--- Your objective ---
Report each line of the data that has "kawiarni" somewhere in it.

--- Data supplied ---

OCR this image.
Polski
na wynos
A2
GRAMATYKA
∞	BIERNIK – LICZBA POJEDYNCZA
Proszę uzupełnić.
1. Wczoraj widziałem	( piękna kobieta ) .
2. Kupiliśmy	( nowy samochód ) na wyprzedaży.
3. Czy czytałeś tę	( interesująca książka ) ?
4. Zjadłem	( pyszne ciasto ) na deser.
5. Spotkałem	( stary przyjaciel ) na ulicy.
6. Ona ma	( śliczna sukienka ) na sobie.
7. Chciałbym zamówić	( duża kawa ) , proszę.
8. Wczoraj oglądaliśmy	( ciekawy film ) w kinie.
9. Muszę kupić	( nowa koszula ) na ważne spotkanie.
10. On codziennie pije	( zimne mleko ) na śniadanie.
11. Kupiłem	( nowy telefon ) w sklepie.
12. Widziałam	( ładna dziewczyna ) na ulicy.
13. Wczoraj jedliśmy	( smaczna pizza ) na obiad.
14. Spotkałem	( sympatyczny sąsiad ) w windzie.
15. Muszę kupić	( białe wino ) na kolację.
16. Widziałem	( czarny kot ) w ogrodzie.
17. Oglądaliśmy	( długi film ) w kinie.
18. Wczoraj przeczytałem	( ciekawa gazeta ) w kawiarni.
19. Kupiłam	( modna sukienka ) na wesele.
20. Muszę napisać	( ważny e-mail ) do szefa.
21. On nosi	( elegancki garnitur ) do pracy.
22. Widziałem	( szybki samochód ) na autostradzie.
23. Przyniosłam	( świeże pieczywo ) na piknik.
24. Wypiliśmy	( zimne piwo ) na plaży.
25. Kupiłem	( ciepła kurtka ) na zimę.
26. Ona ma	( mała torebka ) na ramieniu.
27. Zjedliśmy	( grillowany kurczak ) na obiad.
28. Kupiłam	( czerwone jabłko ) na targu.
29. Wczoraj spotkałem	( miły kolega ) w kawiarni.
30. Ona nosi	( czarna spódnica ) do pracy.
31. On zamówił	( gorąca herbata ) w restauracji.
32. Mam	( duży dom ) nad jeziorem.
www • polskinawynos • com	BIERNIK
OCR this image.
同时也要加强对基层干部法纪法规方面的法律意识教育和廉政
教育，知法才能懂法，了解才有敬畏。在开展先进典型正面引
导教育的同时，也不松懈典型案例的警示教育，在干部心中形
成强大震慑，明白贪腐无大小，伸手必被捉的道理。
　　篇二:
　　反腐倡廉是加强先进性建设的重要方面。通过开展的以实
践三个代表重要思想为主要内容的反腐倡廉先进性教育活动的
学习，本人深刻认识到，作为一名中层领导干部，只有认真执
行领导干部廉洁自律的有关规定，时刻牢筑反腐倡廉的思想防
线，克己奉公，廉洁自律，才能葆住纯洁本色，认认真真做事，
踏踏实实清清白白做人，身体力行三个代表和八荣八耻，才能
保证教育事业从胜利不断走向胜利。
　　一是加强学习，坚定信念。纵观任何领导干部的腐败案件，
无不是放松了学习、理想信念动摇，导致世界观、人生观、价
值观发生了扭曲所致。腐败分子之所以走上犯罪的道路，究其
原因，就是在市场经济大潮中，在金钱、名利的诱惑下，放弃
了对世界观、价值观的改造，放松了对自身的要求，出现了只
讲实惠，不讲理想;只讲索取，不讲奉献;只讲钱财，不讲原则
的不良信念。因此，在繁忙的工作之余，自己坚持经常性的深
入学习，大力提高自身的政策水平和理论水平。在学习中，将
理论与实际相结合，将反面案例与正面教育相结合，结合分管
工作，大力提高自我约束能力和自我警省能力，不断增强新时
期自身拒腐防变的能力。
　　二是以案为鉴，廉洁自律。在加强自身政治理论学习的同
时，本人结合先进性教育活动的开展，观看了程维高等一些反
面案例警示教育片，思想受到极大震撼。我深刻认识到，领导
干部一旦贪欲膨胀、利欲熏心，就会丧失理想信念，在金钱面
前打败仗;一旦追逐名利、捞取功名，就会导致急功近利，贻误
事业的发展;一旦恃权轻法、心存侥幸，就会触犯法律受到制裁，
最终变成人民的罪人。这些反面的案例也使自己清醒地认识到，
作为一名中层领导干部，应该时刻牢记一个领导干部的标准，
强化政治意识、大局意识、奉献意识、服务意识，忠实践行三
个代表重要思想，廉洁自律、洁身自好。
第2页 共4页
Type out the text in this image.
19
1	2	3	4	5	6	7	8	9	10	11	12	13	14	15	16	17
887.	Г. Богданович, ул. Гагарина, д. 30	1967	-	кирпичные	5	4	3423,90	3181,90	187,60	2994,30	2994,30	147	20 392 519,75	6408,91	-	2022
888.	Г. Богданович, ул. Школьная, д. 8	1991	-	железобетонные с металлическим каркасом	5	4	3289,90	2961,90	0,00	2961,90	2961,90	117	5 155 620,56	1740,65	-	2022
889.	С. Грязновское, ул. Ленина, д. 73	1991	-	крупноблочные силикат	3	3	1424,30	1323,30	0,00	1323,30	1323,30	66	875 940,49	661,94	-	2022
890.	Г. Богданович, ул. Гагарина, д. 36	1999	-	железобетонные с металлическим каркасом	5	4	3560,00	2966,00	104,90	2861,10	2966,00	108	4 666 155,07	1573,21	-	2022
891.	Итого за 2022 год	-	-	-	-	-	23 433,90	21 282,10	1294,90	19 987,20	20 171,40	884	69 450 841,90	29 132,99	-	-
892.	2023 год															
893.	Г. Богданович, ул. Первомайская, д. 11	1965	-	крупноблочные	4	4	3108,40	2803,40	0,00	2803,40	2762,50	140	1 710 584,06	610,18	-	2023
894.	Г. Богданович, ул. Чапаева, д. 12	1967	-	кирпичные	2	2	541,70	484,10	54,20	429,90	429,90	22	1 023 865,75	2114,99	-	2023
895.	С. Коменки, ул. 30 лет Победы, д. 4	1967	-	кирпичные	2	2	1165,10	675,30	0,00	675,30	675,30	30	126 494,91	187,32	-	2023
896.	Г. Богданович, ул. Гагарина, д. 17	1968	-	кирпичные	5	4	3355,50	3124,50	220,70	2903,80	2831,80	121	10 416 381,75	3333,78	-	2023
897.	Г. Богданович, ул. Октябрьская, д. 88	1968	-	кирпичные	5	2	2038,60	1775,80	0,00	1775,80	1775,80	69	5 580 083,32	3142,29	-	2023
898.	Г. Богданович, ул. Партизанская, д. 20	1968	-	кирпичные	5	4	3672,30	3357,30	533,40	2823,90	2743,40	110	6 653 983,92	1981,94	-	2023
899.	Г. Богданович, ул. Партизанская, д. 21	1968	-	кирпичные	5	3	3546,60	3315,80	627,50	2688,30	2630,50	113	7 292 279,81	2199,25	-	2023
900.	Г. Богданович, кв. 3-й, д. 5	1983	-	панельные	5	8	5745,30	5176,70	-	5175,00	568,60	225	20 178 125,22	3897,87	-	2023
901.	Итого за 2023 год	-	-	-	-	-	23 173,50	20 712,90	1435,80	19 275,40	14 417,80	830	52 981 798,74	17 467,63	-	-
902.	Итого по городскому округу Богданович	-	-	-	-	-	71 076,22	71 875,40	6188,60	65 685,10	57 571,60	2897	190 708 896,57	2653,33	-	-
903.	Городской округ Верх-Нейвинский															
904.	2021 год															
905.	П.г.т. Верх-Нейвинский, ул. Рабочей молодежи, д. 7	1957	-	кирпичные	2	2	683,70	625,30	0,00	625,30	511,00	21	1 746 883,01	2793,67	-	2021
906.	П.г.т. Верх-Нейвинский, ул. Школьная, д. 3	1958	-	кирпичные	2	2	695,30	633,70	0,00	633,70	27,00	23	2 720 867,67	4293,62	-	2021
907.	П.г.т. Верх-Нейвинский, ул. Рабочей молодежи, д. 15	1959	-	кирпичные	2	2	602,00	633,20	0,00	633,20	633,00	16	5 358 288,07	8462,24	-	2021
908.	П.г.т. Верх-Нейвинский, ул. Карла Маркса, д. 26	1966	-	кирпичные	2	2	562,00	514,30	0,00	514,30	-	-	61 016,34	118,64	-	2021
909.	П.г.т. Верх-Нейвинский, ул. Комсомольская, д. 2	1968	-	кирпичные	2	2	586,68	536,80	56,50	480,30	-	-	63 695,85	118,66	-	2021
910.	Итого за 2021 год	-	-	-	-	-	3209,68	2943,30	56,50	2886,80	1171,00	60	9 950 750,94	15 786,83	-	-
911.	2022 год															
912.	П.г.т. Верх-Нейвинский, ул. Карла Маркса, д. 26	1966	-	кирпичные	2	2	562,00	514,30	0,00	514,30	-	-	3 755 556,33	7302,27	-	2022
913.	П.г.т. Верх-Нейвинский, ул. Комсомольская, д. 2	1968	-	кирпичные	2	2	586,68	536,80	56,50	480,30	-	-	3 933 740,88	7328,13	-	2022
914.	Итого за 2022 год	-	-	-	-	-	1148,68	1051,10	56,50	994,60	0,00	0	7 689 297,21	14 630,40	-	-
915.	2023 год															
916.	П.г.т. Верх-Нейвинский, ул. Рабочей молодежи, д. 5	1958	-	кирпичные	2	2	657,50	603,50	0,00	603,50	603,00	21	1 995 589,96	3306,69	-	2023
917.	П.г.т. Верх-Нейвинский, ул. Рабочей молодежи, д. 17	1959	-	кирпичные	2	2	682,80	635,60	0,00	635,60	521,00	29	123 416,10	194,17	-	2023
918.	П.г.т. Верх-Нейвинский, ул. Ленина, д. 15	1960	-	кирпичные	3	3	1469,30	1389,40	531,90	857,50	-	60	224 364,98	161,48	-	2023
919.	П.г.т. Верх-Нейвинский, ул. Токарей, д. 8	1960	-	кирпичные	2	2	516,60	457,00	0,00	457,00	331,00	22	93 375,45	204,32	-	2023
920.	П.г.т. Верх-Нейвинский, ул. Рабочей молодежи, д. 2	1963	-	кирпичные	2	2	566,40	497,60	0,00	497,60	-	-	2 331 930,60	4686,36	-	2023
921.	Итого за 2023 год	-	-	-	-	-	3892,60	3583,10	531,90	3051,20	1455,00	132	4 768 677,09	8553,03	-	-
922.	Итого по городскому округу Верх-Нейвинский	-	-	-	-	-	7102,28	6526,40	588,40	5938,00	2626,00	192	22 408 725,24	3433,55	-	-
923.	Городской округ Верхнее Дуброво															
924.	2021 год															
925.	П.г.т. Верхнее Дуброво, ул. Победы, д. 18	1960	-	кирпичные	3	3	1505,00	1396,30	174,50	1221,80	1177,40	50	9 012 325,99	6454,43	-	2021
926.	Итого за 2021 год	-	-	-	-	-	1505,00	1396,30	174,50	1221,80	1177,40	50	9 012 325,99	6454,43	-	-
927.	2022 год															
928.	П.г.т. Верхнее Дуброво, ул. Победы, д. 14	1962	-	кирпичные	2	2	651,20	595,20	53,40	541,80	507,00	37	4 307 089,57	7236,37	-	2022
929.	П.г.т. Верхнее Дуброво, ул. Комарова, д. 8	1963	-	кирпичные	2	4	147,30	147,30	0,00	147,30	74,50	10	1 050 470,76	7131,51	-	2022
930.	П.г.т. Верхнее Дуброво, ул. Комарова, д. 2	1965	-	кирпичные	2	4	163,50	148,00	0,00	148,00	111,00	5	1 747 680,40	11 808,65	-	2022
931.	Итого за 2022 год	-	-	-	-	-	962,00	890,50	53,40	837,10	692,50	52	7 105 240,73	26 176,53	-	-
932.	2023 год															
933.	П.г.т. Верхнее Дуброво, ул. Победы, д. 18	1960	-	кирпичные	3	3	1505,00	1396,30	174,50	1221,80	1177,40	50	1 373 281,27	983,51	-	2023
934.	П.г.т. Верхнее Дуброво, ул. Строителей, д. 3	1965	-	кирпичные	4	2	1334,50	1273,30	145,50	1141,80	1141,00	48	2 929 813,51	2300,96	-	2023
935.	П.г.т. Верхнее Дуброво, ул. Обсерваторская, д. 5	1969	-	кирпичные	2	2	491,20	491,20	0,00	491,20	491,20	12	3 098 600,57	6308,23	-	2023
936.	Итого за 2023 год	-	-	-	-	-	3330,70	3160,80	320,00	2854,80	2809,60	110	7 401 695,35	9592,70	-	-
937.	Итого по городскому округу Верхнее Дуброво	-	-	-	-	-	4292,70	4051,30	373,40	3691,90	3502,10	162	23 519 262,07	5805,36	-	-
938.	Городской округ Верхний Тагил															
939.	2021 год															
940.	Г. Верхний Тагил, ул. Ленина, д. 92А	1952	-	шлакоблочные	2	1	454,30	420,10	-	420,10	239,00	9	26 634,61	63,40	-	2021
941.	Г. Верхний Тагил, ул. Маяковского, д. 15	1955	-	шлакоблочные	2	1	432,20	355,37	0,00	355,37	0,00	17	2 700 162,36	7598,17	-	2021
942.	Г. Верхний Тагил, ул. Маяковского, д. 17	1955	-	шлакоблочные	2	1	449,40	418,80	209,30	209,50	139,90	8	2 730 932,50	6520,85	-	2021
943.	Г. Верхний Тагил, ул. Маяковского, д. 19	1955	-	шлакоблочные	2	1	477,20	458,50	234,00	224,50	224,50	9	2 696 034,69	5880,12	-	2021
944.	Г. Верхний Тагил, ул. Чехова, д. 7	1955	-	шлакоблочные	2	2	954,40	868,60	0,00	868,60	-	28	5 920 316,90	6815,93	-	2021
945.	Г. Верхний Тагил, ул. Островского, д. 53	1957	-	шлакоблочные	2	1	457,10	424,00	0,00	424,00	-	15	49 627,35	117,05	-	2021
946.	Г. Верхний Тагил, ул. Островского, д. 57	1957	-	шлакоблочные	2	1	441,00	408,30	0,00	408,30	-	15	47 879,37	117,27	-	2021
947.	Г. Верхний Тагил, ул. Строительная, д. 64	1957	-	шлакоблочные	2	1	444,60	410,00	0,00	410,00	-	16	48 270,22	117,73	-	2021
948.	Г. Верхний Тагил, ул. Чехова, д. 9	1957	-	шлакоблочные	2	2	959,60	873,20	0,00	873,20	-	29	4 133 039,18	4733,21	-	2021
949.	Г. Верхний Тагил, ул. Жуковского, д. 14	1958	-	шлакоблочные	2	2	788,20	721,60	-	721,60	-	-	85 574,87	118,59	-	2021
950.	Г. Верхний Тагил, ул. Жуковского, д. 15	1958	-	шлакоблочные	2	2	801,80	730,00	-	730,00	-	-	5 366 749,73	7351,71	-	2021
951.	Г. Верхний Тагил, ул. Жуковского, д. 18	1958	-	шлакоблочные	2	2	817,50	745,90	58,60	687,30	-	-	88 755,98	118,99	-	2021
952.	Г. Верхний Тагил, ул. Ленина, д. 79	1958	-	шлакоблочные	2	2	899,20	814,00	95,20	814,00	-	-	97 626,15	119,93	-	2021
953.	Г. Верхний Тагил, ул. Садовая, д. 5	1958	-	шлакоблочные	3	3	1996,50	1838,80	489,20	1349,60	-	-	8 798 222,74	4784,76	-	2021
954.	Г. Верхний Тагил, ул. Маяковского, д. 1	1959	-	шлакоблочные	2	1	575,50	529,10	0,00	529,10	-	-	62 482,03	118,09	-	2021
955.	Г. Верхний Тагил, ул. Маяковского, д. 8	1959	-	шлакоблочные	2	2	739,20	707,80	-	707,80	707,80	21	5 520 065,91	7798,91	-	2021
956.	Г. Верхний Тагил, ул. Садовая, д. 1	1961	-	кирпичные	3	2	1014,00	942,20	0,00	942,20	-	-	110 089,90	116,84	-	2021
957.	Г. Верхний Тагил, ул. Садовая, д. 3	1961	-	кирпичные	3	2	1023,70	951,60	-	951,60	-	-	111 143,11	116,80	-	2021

--- Complete response ---
18. Wczoraj przeczytałem	( ciekawa gazeta ) w kawiarni.
29. Wczoraj spotkałem	( miły kolega ) w kawiarni.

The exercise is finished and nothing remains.